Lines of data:
───

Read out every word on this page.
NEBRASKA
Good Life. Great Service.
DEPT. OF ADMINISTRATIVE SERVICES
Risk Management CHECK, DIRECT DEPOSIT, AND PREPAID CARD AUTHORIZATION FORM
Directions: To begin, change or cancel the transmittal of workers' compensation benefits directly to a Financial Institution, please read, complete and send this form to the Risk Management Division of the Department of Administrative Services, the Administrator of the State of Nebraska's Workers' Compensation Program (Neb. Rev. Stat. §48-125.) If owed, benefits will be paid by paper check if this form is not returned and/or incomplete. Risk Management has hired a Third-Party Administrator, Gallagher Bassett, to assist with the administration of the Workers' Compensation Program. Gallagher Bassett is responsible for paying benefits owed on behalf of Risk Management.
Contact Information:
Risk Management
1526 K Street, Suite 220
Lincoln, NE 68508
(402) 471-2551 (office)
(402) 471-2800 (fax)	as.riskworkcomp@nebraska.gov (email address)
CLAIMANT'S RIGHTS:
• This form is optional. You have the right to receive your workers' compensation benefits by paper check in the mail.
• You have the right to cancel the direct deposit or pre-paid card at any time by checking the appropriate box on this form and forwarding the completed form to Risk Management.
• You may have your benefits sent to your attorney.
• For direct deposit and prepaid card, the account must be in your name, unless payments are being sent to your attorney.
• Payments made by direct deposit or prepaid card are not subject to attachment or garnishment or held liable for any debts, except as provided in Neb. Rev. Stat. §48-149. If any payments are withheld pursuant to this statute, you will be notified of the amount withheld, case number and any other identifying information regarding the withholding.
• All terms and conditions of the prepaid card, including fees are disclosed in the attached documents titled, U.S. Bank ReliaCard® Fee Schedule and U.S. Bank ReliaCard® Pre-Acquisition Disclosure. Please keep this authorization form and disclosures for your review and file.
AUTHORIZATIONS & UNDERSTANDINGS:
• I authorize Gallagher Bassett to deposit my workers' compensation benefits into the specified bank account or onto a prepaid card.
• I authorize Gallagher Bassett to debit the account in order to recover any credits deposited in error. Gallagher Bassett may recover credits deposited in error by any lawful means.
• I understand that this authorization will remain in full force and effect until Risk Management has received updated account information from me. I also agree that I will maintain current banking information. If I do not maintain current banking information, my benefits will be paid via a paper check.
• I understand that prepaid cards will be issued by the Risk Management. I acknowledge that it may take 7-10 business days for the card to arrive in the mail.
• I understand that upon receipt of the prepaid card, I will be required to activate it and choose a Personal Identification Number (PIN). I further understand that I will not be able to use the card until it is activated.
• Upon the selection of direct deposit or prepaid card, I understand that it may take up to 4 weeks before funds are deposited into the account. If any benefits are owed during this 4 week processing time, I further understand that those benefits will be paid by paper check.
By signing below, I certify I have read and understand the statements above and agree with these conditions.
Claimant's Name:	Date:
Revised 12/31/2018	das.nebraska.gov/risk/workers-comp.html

───

# WORK REQUIRED:
Among the entries above, how many lines include the word "Bassett"? Reply with the number only.

# IN RESPONSE:
3